GIVEN ENTRIES.
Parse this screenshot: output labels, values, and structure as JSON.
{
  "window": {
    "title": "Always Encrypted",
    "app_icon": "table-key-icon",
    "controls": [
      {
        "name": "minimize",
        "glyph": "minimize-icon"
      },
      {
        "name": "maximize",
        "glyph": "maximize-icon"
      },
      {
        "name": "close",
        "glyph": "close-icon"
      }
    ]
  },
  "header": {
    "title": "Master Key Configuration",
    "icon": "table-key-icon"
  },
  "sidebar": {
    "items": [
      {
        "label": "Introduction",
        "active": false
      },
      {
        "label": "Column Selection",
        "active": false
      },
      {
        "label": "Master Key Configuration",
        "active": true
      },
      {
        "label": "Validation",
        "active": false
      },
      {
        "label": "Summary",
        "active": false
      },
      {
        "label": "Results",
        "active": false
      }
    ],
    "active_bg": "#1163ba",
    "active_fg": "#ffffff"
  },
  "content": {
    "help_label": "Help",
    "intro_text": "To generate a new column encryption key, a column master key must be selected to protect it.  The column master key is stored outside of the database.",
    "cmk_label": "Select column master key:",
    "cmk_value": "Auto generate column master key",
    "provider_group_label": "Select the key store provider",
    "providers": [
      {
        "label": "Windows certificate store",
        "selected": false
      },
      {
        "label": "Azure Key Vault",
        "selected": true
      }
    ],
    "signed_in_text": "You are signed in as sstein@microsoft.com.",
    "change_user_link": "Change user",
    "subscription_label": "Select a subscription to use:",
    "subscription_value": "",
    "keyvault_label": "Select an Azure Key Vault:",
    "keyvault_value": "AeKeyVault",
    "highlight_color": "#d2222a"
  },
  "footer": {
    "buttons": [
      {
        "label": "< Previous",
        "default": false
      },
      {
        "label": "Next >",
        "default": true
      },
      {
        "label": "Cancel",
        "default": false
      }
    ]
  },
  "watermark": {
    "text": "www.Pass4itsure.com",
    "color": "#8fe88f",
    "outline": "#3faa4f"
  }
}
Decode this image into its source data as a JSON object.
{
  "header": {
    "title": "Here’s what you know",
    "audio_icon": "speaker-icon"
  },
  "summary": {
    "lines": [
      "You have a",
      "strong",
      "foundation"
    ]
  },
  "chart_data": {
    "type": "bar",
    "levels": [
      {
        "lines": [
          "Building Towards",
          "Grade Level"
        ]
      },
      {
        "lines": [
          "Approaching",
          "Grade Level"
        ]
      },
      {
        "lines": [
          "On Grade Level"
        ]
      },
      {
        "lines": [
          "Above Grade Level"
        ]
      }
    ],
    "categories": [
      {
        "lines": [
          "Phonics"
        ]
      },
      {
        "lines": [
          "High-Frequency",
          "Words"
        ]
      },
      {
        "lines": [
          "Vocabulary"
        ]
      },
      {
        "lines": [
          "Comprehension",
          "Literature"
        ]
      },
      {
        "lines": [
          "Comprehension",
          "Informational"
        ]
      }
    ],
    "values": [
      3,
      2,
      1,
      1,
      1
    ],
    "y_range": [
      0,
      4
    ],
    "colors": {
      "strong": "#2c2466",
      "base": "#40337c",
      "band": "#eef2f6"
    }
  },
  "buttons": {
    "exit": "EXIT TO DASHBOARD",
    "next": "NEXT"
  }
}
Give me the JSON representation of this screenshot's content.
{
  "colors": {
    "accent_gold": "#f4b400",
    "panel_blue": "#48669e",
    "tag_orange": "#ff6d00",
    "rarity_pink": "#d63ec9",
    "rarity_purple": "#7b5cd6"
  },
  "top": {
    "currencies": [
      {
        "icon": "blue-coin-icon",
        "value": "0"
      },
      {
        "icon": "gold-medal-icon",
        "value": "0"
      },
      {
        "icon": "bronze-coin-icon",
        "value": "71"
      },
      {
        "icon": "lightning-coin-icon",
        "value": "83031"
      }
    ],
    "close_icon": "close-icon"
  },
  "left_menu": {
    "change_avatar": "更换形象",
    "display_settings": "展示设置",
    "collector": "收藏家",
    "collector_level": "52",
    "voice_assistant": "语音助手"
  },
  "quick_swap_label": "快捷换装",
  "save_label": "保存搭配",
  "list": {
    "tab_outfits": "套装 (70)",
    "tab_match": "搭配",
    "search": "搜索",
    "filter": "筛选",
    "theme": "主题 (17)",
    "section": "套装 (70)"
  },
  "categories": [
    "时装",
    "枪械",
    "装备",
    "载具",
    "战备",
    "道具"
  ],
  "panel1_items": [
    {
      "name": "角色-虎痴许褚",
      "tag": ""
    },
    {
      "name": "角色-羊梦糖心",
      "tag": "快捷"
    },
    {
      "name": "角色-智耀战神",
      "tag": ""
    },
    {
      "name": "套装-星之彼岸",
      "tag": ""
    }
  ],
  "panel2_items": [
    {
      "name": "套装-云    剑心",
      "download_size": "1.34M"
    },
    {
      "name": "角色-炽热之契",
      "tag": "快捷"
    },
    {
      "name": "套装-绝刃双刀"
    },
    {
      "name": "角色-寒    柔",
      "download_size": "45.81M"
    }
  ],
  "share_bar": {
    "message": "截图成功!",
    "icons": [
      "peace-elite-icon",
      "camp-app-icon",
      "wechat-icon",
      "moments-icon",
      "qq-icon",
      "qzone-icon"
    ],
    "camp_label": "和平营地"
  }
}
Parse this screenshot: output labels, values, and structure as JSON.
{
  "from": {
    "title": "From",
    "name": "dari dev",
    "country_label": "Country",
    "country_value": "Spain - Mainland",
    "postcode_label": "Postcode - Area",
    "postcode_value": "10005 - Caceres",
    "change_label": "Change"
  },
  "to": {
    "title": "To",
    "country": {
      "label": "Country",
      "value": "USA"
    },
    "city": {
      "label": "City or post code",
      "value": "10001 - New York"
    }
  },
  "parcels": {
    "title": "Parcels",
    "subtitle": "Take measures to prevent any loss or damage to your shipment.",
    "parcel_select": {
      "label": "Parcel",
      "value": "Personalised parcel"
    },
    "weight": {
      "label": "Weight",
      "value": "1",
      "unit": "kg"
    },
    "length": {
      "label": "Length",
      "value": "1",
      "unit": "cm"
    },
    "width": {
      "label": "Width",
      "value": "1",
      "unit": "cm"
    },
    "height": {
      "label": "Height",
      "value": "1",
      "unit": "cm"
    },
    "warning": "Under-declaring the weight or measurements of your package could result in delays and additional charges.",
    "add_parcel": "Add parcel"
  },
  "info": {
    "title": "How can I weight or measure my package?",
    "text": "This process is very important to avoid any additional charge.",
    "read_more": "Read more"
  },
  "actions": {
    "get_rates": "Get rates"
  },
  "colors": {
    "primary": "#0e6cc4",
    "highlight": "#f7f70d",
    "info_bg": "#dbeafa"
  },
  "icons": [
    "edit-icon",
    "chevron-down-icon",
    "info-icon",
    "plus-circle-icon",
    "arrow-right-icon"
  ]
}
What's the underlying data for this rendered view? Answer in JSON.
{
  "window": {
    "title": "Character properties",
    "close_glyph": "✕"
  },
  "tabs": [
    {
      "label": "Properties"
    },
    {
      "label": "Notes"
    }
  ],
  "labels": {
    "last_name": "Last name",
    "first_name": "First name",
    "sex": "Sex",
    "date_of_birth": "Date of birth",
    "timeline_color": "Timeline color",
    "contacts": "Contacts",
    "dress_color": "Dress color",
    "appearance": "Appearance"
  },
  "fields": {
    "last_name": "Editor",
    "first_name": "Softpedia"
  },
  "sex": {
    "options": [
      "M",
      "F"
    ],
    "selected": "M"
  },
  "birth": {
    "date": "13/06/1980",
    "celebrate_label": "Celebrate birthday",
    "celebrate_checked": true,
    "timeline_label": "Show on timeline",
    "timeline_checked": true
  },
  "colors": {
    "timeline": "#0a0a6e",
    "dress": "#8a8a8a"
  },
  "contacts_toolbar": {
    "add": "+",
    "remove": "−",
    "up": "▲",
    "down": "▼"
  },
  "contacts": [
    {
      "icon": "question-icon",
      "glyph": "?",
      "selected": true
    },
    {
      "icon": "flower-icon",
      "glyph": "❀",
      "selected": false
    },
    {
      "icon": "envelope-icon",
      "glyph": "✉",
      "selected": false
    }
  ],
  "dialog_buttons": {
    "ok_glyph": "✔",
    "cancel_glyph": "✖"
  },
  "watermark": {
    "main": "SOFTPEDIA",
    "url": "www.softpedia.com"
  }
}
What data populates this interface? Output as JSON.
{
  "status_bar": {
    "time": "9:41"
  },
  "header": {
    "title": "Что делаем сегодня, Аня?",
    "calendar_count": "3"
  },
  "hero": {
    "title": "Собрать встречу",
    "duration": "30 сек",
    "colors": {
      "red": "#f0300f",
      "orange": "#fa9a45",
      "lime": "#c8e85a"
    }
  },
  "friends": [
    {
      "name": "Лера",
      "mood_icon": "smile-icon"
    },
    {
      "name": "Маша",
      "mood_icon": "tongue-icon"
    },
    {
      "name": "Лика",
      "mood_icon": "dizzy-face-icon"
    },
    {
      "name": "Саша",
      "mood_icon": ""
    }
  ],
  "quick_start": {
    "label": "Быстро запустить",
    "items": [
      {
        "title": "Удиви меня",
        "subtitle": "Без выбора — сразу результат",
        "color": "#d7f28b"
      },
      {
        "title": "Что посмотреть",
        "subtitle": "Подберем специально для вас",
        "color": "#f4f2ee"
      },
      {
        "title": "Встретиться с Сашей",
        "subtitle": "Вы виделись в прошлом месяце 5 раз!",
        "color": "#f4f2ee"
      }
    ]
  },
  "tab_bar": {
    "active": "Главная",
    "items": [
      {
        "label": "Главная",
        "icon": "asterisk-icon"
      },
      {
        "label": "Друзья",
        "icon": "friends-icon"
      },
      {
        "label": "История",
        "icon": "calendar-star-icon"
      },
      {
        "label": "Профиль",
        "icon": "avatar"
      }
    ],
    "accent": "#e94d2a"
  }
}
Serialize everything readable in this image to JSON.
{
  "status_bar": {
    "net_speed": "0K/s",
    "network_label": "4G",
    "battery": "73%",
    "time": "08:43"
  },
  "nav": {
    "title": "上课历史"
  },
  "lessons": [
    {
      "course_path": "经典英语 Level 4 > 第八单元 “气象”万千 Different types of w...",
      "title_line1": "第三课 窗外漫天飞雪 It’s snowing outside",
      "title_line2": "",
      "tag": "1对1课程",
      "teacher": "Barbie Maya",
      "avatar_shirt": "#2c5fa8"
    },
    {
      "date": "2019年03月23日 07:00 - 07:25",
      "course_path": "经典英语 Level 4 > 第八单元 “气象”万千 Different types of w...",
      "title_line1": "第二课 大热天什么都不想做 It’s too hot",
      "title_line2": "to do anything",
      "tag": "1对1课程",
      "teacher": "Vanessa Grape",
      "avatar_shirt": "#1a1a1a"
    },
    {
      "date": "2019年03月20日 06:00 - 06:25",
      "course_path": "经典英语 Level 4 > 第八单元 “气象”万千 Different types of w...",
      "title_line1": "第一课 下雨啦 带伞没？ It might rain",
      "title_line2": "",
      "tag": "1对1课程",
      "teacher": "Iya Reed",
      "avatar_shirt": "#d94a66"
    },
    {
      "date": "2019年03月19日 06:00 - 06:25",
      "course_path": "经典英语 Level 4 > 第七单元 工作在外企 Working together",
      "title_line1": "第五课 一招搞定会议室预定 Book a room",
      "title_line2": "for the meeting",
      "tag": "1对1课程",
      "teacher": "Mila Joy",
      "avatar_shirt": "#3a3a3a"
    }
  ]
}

DESCRIPTION OF THE TASK. Gather each line of the listing containing the word "generate" and show it.

SOLVED PROBLEM.
    "intro_text": "To generate a new column encryption key, a column master key must be selected to protect it.  The column master key is stored outside of the database.",
    "cmk_value": "Auto generate column master key",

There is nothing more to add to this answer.